The complete listing should be restated exactly.

▸ MATERIAL FOR THE TASK
• • •
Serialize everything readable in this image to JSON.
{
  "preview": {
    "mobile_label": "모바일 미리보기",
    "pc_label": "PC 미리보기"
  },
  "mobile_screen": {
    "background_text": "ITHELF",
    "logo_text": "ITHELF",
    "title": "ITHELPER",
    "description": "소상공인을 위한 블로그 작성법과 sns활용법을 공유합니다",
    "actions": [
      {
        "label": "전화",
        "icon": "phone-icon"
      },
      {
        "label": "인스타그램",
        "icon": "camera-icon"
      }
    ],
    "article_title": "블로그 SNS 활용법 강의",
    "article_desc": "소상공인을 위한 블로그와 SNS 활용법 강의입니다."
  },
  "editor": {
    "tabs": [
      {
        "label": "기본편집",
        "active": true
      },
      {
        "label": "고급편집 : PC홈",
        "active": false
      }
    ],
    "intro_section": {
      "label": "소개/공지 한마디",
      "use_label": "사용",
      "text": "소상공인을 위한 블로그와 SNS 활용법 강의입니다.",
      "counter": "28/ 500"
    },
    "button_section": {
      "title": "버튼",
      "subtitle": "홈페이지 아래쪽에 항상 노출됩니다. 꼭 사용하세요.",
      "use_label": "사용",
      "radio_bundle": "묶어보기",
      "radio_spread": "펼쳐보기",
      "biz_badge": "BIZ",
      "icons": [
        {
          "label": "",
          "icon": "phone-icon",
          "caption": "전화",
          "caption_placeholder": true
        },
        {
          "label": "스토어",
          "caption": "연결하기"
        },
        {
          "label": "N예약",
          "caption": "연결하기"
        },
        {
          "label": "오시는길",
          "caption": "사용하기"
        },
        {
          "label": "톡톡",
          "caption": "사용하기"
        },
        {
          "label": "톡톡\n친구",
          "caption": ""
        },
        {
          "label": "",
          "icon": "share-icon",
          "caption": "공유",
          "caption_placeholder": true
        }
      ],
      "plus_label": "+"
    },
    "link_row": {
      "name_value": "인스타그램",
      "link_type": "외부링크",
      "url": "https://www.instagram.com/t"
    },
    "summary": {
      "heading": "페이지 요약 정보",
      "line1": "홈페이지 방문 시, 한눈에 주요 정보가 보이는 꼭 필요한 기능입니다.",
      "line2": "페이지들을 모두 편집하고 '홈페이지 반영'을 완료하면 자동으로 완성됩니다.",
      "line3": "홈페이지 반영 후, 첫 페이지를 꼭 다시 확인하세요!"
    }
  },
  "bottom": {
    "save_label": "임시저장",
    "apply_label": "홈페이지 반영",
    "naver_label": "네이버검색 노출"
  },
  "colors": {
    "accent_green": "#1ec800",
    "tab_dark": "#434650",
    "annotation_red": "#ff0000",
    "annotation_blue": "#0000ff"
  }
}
• • •
▸ FULL SOLUTION
Serialize everything readable in this image to JSON.
{
  "preview": {
    "mobile_label": "모바일 미리보기",
    "pc_label": "PC 미리보기"
  },
  "mobile_screen": {
    "background_text": "ITHELF",
    "logo_text": "ITHELF",
    "title": "ITHELPER",
    "description": "소상공인을 위한 블로그 작성법과 sns활용법을 공유합니다",
    "actions": [
      {
        "label": "전화",
        "icon": "phone-icon"
      },
      {
        "label": "인스타그램",
        "icon": "camera-icon"
      }
    ],
    "article_title": "블로그 SNS 활용법 강의",
    "article_desc": "소상공인을 위한 블로그와 SNS 활용법 강의입니다."
  },
  "editor": {
    "tabs": [
      {
        "label": "기본편집",
        "active": true
      },
      {
        "label": "고급편집 : PC홈",
        "active": false
      }
    ],
    "intro_section": {
      "label": "소개/공지 한마디",
      "use_label": "사용",
      "text": "소상공인을 위한 블로그와 SNS 활용법 강의입니다.",
      "counter": "28/ 500"
    },
    "button_section": {
      "title": "버튼",
      "subtitle": "홈페이지 아래쪽에 항상 노출됩니다. 꼭 사용하세요.",
      "use_label": "사용",
      "radio_bundle": "묶어보기",
      "radio_spread": "펼쳐보기",
      "biz_badge": "BIZ",
      "icons": [
        {
          "label": "",
          "icon": "phone-icon",
          "caption": "전화",
          "caption_placeholder": true
        },
        {
          "label": "스토어",
          "caption": "연결하기"
        },
        {
          "label": "N예약",
          "caption": "연결하기"
        },
        {
          "label": "오시는길",
          "caption": "사용하기"
        },
        {
          "label": "톡톡",
          "caption": "사용하기"
        },
        {
          "label": "톡톡\n친구",
          "caption": ""
        },
        {
          "label": "",
          "icon": "share-icon",
          "caption": "공유",
          "caption_placeholder": true
        }
      ],
      "plus_label": "+"
    },
    "link_row": {
      "name_value": "인스타그램",
      "link_type": "외부링크",
      "url": "https://www.instagram.com/t"
    },
    "summary": {
      "heading": "페이지 요약 정보",
      "line1": "홈페이지 방문 시, 한눈에 주요 정보가 보이는 꼭 필요한 기능입니다.",
      "line2": "페이지들을 모두 편집하고 '홈페이지 반영'을 완료하면 자동으로 완성됩니다.",
      "line3": "홈페이지 반영 후, 첫 페이지를 꼭 다시 확인하세요!"
    }
  },
  "bottom": {
    "save_label": "임시저장",
    "apply_label": "홈페이지 반영",
    "naver_label": "네이버검색 노출"
  },
  "colors": {
    "accent_green": "#1ec800",
    "tab_dark": "#434650",
    "annotation_red": "#ff0000",
    "annotation_blue": "#0000ff"
  }
}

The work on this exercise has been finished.